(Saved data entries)
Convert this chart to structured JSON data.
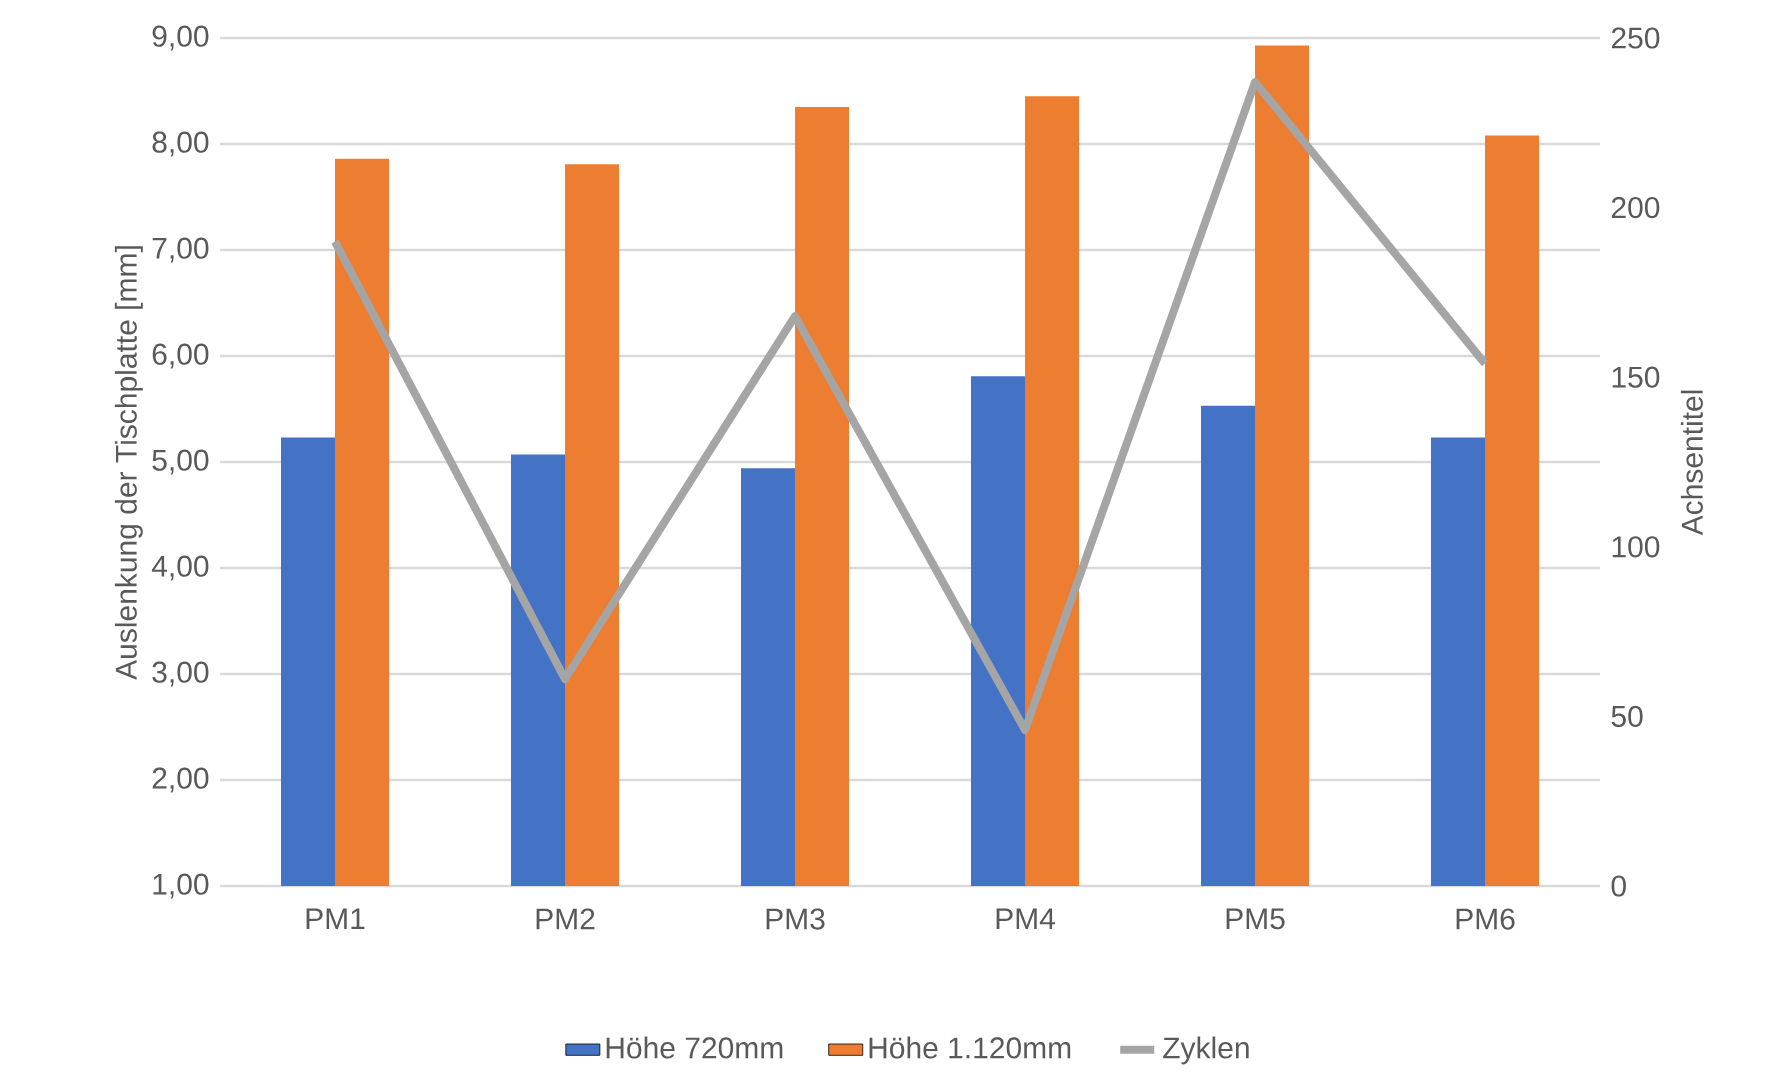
{
  "chart_data": {
    "type": "bar",
    "ylabel": "Auslenkung der Tischplatte [mm]",
    "y2label": "Achsentitel",
    "categories": [
      "PM1",
      "PM2",
      "PM3",
      "PM4",
      "PM5",
      "PM6"
    ],
    "series": [
      {
        "name": "Höhe 720mm",
        "color": "#4472c4",
        "values": [
          5.23,
          5.07,
          4.94,
          5.81,
          5.53,
          5.23
        ]
      },
      {
        "name": "Höhe 1.120mm",
        "color": "#ed7d31",
        "values": [
          7.86,
          7.81,
          8.35,
          8.45,
          8.93,
          8.08
        ]
      },
      {
        "name": "Zyklen",
        "type": "line",
        "axis": "y2",
        "color": "#a5a5a5",
        "values": [
          190,
          61,
          168,
          46,
          237,
          154
        ]
      }
    ],
    "ylim": [
      1,
      9
    ],
    "yticks": [
      {
        "value": 1,
        "label": "1,00"
      },
      {
        "value": 2,
        "label": "2,00"
      },
      {
        "value": 3,
        "label": "3,00"
      },
      {
        "value": 4,
        "label": "4,00"
      },
      {
        "value": 5,
        "label": "5,00"
      },
      {
        "value": 6,
        "label": "6,00"
      },
      {
        "value": 7,
        "label": "7,00"
      },
      {
        "value": 8,
        "label": "8,00"
      },
      {
        "value": 9,
        "label": "9,00"
      }
    ],
    "y2lim": [
      0,
      250
    ],
    "y2ticks": [
      0,
      50,
      100,
      150,
      200,
      250
    ],
    "grid": "y",
    "legend": "bottom"
  }
}
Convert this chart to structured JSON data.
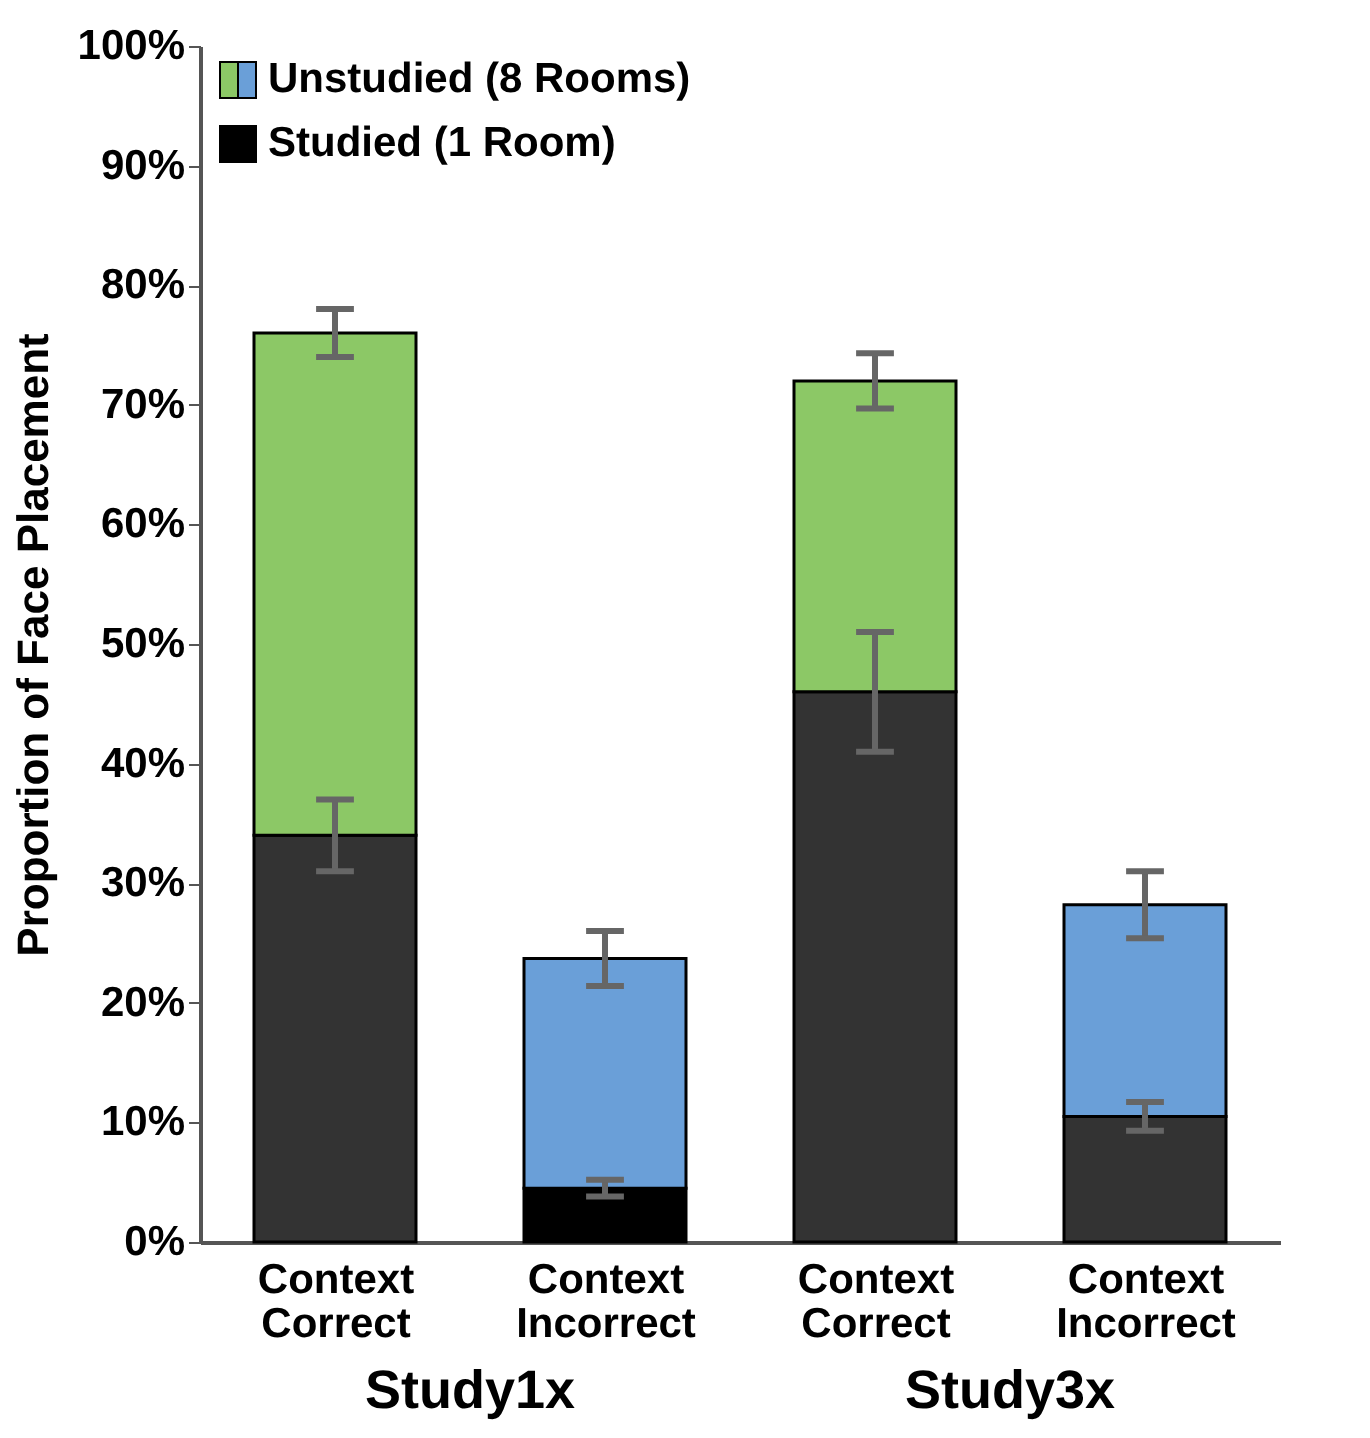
{
  "chart_data": {
    "type": "bar",
    "stacked": true,
    "ylabel": "Proportion of Face Placement",
    "categories": [
      "Context Correct",
      "Context Incorrect",
      "Context Correct",
      "Context Incorrect"
    ],
    "series": [
      {
        "name": "Studied (1 Room)",
        "color": "#000000",
        "colors": [
          "#333333",
          "#000000",
          "#333333",
          "#333333"
        ],
        "values": [
          34,
          4.5,
          46,
          10.5
        ],
        "errors": [
          3,
          0.7,
          5,
          1.2
        ]
      },
      {
        "name": "Unstudied (8 Rooms)",
        "color": "#8cc866",
        "colors": [
          "#8cc866",
          "#6a9fd8",
          "#8cc866",
          "#6a9fd8"
        ],
        "values": [
          42,
          19.2,
          26,
          17.7
        ],
        "errors": [
          2,
          2.3,
          2.3,
          2.8
        ]
      }
    ],
    "annotations": [
      "Study1x",
      "Study3x"
    ],
    "ylim": [
      0,
      100
    ],
    "yticks": [
      {
        "value": 0,
        "label": "0%"
      },
      {
        "value": 10,
        "label": "10%"
      },
      {
        "value": 20,
        "label": "20%"
      },
      {
        "value": 30,
        "label": "30%"
      },
      {
        "value": 40,
        "label": "40%"
      },
      {
        "value": 50,
        "label": "50%"
      },
      {
        "value": 60,
        "label": "60%"
      },
      {
        "value": 70,
        "label": "70%"
      },
      {
        "value": 80,
        "label": "80%"
      },
      {
        "value": 90,
        "label": "90%"
      },
      {
        "value": 100,
        "label": "100%"
      }
    ],
    "grid": false,
    "legend": "top left"
  }
}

Problem description — Copy out every line from the data above that has "name" in it.

Response to the task —
        "name": "Höhe 720mm",
        "name": "Höhe 1.120mm",
        "name": "Zyklen",
        "name": "Studied (1 Room)",
        "name": "Unstudied (8 Rooms)",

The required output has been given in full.